» **Exercise goal**:
Each line in the entries below that holds the string "JSON" is to be listed.

» **Task inputs**:
[start]

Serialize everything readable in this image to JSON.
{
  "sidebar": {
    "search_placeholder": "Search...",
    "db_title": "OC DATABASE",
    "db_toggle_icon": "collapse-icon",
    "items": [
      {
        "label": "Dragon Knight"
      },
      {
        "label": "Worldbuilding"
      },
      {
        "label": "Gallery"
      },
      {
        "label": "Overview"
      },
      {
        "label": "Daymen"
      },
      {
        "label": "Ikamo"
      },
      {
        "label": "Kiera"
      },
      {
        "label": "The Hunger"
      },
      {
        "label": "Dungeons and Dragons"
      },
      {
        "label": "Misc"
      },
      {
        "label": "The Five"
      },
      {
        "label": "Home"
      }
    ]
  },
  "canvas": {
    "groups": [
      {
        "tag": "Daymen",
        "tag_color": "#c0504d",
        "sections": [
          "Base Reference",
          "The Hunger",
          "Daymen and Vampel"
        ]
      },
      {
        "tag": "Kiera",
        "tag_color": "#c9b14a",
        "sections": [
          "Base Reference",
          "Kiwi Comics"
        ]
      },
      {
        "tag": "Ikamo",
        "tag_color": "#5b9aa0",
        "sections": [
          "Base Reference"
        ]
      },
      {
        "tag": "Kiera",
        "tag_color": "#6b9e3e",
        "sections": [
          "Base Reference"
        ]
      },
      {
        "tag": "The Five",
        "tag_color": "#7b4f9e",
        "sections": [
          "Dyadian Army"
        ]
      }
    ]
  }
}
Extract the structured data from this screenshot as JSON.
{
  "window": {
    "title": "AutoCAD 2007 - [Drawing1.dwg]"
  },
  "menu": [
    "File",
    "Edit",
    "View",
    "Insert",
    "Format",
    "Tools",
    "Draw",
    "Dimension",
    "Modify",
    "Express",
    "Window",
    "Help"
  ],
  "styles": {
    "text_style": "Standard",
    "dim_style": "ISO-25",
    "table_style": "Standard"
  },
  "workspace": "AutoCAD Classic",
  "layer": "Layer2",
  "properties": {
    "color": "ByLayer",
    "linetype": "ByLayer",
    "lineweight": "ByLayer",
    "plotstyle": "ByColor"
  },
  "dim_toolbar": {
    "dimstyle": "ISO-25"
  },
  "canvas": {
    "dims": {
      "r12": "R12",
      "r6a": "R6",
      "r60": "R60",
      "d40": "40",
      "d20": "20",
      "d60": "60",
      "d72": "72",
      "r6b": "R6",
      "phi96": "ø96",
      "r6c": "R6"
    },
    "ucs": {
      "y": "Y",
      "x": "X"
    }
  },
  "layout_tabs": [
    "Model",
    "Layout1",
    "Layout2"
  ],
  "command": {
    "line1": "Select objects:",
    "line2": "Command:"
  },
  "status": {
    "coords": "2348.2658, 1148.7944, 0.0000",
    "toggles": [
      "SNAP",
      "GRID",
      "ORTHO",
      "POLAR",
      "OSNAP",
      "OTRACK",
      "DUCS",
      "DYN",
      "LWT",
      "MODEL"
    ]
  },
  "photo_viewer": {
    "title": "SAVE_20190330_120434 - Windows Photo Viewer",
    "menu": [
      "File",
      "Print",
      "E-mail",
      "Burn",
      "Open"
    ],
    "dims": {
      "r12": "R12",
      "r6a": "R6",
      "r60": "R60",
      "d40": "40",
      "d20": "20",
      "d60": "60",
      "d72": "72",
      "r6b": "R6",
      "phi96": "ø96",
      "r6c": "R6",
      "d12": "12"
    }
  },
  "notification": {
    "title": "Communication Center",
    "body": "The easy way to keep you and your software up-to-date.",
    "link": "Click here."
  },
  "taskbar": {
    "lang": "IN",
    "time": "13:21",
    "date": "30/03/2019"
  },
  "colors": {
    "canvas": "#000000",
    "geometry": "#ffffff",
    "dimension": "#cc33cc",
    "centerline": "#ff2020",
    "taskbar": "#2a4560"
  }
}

[end]

» **Solution to the exercise**:
Serialize everything readable in this image to JSON.
Extract the structured data from this screenshot as JSON.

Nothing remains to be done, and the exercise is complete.